:: Excerpt ::
“We need the tonic of wildness...At the same time that we are earnest to explore and learn all things, we require that all things be mysterious and unexplorable, that land and sea be indefinitely wild, unsurveyed and unfathomed by us because unfathomable. We can never have enough of nature.”

Unexplorable

Exploring | Wandering | Collecting

The best way to see a glacier in Norway [review]

By 07:31 , ,


Norway is home to the largest glacier in mainland Europe (Iceland takes the cake for the entirety of Europe, and I think Antarctica might have dibs on the title of World’s Largest Glacier).  Jostedalsbreen is a huge glacial icecap with over 20 legs that stretch off it, some more accessible than others.  Depending on the time of year you visit, you can get up close to several of these amazing natural wonders, with June-September offering the most options.

:: Challenge a ::
Convert the part of the listing that opens with its first line and closes with the line containing "34, 486, 50]", both lines included, into a JSON list of strings with one string per line and blank lines left out.
The passage on Norway's glaciers and the listing come from separate, unrelated sources.

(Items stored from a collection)
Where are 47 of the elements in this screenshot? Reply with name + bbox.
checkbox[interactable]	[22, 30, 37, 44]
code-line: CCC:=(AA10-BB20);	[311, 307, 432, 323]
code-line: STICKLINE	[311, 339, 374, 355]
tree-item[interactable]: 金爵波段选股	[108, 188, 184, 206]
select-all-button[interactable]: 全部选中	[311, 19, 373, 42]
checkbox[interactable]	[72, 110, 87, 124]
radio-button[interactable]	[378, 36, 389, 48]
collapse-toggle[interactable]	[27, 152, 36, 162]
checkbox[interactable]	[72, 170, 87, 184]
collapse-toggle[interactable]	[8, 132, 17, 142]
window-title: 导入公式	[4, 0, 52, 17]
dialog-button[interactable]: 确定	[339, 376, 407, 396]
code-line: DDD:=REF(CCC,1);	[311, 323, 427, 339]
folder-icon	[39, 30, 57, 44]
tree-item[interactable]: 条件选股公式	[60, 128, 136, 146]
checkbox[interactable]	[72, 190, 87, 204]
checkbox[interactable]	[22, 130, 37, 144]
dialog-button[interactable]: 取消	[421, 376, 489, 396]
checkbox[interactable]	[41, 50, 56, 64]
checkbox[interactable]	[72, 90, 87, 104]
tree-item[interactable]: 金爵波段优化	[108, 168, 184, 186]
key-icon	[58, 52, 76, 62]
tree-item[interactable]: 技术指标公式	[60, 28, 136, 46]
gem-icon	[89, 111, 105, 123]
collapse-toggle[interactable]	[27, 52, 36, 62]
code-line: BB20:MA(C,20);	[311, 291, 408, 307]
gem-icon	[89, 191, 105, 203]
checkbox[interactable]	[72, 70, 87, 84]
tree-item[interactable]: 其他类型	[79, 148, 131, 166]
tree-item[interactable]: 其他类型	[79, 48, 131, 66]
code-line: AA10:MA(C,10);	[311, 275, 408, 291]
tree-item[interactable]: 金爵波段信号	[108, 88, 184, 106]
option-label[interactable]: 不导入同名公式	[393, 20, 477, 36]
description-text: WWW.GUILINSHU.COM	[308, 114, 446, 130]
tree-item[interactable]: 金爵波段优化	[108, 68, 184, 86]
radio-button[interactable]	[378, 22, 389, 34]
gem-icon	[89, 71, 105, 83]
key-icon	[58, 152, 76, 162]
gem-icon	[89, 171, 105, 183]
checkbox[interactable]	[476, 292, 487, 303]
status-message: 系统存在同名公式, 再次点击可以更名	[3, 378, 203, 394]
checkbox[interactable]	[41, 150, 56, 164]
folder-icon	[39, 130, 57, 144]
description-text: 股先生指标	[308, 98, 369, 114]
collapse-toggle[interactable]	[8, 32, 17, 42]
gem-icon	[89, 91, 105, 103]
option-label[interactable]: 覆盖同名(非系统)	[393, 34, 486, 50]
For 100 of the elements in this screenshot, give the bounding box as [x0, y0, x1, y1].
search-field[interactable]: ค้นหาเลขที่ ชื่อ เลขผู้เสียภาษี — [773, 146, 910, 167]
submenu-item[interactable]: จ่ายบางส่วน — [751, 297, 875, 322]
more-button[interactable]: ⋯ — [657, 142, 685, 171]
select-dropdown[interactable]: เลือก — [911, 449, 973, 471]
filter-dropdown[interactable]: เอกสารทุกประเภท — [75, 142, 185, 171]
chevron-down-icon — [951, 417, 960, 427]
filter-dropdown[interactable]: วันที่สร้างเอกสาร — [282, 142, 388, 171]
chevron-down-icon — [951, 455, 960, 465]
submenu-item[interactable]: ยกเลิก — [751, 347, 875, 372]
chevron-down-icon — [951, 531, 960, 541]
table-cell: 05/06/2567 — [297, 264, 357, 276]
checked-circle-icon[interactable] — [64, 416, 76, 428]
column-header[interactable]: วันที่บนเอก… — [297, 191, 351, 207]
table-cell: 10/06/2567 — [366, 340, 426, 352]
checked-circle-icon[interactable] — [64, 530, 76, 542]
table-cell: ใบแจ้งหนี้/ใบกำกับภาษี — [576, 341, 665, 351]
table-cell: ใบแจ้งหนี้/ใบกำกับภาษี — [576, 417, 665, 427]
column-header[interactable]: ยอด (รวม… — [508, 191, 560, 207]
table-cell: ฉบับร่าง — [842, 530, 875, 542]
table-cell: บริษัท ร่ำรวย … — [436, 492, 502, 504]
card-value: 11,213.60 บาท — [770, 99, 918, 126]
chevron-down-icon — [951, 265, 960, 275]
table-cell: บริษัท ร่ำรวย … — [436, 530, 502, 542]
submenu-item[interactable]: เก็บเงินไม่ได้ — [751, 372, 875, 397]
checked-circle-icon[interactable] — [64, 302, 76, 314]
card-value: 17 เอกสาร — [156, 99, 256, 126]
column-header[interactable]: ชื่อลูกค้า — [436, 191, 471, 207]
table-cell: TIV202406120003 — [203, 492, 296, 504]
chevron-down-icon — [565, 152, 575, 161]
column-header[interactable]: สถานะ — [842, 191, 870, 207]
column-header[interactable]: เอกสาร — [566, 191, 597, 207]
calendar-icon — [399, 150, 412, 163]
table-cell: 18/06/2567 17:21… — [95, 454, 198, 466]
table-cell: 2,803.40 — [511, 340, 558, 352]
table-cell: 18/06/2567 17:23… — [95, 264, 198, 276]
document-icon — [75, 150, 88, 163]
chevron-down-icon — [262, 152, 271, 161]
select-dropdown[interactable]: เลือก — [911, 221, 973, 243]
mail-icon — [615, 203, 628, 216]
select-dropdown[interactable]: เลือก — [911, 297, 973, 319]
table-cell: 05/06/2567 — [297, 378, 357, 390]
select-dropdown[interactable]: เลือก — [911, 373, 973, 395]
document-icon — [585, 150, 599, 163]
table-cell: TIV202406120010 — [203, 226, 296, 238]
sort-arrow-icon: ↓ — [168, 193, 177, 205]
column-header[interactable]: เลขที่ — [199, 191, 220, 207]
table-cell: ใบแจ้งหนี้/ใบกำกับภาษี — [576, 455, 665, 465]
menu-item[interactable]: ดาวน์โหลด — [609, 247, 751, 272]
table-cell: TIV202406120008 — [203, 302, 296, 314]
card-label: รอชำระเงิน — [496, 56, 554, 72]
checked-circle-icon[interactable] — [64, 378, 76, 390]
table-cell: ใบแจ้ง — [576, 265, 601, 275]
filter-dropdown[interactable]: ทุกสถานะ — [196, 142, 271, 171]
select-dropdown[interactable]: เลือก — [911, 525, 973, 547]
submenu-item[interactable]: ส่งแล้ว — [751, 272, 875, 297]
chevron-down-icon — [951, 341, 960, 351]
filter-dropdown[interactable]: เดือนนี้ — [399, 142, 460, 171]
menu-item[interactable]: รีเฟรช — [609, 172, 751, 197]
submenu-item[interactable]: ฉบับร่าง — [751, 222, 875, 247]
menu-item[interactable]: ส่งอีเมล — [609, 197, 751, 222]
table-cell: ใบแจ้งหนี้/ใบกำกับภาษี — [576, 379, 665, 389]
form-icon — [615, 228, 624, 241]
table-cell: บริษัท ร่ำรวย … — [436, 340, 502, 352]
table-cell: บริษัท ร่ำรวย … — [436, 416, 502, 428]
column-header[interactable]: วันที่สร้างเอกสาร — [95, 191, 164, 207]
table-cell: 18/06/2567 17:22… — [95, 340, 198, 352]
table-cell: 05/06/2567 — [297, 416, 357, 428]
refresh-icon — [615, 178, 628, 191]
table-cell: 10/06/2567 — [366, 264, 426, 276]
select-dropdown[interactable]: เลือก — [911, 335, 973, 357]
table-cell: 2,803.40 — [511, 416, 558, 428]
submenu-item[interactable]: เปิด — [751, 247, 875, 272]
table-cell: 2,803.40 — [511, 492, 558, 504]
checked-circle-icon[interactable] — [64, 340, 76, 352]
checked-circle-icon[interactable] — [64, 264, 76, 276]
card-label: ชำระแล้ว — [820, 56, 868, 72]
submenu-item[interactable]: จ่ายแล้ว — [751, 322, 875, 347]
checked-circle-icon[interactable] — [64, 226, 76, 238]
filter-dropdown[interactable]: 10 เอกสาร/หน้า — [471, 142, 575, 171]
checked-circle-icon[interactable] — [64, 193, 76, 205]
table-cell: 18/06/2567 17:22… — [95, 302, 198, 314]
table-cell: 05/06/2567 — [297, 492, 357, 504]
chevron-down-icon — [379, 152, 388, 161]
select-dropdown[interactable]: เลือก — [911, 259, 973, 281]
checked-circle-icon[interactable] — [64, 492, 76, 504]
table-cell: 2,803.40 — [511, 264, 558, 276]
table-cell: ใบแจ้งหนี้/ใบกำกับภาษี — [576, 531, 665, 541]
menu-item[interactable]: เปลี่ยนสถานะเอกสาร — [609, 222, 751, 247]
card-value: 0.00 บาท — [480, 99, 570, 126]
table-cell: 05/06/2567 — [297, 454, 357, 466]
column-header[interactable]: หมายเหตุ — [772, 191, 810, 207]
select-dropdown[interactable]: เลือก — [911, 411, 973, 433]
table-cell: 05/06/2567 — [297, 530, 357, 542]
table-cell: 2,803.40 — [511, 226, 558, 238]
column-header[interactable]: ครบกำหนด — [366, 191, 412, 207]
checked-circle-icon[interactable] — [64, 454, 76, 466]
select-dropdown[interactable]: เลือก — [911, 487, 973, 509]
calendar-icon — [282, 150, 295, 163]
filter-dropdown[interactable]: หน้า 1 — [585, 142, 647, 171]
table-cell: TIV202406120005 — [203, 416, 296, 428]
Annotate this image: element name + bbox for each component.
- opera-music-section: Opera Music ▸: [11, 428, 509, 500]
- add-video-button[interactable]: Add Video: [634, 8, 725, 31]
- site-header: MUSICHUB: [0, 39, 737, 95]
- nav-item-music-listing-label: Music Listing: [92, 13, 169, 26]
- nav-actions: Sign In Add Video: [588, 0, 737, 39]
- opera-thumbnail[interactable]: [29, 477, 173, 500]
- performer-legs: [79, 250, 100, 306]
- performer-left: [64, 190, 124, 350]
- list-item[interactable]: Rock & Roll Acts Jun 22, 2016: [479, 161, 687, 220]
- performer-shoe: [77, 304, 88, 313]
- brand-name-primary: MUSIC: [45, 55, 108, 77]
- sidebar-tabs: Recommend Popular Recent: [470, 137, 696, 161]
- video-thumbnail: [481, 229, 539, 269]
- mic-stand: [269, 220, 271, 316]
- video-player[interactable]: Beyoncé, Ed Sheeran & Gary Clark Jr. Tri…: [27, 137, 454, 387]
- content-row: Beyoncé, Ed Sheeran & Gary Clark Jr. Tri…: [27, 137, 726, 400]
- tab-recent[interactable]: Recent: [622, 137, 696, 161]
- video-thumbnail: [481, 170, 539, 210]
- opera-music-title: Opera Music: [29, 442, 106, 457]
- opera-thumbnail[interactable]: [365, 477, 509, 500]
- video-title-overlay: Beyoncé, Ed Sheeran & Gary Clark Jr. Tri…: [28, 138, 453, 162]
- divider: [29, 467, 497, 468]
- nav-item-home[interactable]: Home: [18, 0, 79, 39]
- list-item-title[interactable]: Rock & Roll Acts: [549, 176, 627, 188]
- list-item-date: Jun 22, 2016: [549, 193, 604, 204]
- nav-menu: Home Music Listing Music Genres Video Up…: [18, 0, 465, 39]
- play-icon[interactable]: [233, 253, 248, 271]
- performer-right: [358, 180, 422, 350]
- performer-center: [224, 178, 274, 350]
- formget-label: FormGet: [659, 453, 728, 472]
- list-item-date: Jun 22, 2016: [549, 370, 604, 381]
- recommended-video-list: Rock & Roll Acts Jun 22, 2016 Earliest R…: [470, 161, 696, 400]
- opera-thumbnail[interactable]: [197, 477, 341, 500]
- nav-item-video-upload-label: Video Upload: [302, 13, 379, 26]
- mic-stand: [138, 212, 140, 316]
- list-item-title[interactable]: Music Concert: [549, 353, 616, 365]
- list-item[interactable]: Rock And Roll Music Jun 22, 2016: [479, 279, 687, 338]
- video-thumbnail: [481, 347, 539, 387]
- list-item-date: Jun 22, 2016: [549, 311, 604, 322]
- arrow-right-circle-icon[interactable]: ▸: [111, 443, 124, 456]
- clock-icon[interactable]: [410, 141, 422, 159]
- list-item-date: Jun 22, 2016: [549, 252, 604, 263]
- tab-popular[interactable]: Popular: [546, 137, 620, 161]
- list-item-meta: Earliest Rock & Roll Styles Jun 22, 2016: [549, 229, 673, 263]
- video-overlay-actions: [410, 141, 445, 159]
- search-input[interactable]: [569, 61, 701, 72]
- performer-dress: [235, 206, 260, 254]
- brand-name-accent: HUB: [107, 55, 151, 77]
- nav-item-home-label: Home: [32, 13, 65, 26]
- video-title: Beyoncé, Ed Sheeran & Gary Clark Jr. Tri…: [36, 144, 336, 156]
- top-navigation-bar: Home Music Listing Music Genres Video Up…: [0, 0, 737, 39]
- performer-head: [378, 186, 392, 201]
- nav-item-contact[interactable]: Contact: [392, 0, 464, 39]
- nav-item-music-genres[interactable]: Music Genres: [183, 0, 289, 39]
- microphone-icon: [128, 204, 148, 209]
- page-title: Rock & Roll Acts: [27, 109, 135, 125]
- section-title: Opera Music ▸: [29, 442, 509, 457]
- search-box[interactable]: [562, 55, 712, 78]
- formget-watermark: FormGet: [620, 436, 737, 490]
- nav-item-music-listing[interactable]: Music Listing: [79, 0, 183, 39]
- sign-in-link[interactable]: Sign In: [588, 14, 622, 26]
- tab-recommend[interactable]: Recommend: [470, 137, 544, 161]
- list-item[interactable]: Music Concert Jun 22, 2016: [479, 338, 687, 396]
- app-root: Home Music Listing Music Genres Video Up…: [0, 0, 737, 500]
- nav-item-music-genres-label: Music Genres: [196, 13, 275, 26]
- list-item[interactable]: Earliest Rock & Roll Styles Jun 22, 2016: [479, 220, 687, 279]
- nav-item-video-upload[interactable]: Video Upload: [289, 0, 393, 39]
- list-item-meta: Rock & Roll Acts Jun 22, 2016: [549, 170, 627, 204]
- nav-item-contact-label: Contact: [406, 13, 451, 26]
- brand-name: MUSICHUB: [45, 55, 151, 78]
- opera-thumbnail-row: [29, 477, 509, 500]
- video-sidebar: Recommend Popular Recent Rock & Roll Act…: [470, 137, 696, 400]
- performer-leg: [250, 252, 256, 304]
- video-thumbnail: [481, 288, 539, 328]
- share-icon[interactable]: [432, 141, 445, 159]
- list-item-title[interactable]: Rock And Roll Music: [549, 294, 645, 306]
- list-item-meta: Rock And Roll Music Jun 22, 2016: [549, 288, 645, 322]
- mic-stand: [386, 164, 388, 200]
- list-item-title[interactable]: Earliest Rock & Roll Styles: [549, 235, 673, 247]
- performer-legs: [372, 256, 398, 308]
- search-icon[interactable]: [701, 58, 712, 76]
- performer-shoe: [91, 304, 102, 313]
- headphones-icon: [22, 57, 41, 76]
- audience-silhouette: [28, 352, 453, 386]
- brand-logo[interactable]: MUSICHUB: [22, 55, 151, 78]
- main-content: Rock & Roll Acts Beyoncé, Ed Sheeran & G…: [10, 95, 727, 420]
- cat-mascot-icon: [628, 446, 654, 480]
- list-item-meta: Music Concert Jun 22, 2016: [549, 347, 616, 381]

:: Challenge b ::
Reproduce verbatim the part of the passage on Norway's glaciers that opens with the words containing "The best way" and closes with "the most options.".

:: Full response a ::
[
  "Where are 47 of the elements in this screenshot? Reply with name + bbox.",
  "checkbox[interactable]\t[22, 30, 37, 44]",
  "code-line: CCC:=(AA10-BB20);\t[311, 307, 432, 323]",
  "code-line: STICKLINE\t[311, 339, 374, 355]",
  "tree-item[interactable]: 金爵波段选股\t[108, 188, 184, 206]",
  "select-all-button[interactable]: 全部选中\t[311, 19, 373, 42]",
  "checkbox[interactable]\t[72, 110, 87, 124]",
  "radio-button[interactable]\t[378, 36, 389, 48]",
  "collapse-toggle[interactable]\t[27, 152, 36, 162]",
  "checkbox[interactable]\t[72, 170, 87, 184]",
  "collapse-toggle[interactable]\t[8, 132, 17, 142]",
  "window-title: 导入公式\t[4, 0, 52, 17]",
  "dialog-button[interactable]: 确定\t[339, 376, 407, 396]",
  "code-line: DDD:=REF(CCC,1);\t[311, 323, 427, 339]",
  "folder-icon\t[39, 30, 57, 44]",
  "tree-item[interactable]: 条件选股公式\t[60, 128, 136, 146]",
  "checkbox[interactable]\t[72, 190, 87, 204]",
  "checkbox[interactable]\t[22, 130, 37, 144]",
  "dialog-button[interactable]: 取消\t[421, 376, 489, 396]",
  "checkbox[interactable]\t[41, 50, 56, 64]",
  "checkbox[interactable]\t[72, 90, 87, 104]",
  "tree-item[interactable]: 金爵波段优化\t[108, 168, 184, 186]",
  "key-icon\t[58, 52, 76, 62]",
  "tree-item[interactable]: 技术指标公式\t[60, 28, 136, 46]",
  "gem-icon\t[89, 111, 105, 123]",
  "collapse-toggle[interactable]\t[27, 52, 36, 62]",
  "code-line: BB20:MA(C,20);\t[311, 291, 408, 307]",
  "gem-icon\t[89, 191, 105, 203]",
  "checkbox[interactable]\t[72, 70, 87, 84]",
  "tree-item[interactable]: 其他类型\t[79, 148, 131, 166]",
  "tree-item[interactable]: 其他类型\t[79, 48, 131, 66]",
  "code-line: AA10:MA(C,10);\t[311, 275, 408, 291]",
  "tree-item[interactable]: 金爵波段信号\t[108, 88, 184, 106]",
  "option-label[interactable]: 不导入同名公式\t[393, 20, 477, 36]",
  "description-text: WWW.GUILINSHU.COM\t[308, 114, 446, 130]",
  "tree-item[interactable]: 金爵波段优化\t[108, 68, 184, 86]",
  "radio-button[interactable]\t[378, 22, 389, 34]",
  "gem-icon\t[89, 71, 105, 83]",
  "key-icon\t[58, 152, 76, 162]",
  "gem-icon\t[89, 171, 105, 183]",
  "checkbox[interactable]\t[476, 292, 487, 303]",
  "status-message: 系统存在同名公式, 再次点击可以更名\t[3, 378, 203, 394]",
  "checkbox[interactable]\t[41, 150, 56, 164]",
  "folder-icon\t[39, 130, 57, 144]",
  "description-text: 股先生指标\t[308, 98, 369, 114]",
  "collapse-toggle[interactable]\t[8, 32, 17, 42]",
  "gem-icon\t[89, 91, 105, 103]",
  "option-label[interactable]: 覆盖同名(非系统)\t[393, 34, 486, 50]"
]

:: Full response b ::
The best way to see a glacier in Norway [review]

By 07:31 , ,


Norway is home to the largest glacier in mainland Europe (Iceland takes the cake for the entirety of Europe, and I think Antarctica might have dibs on the title of World’s Largest Glacier).  Jostedalsbreen is a huge glacial icecap with over 20 legs that stretch off it, some more accessible than others.  Depending on the time of year you visit, you can get up close to several of these amazing natural wonders, with June-September offering the most options.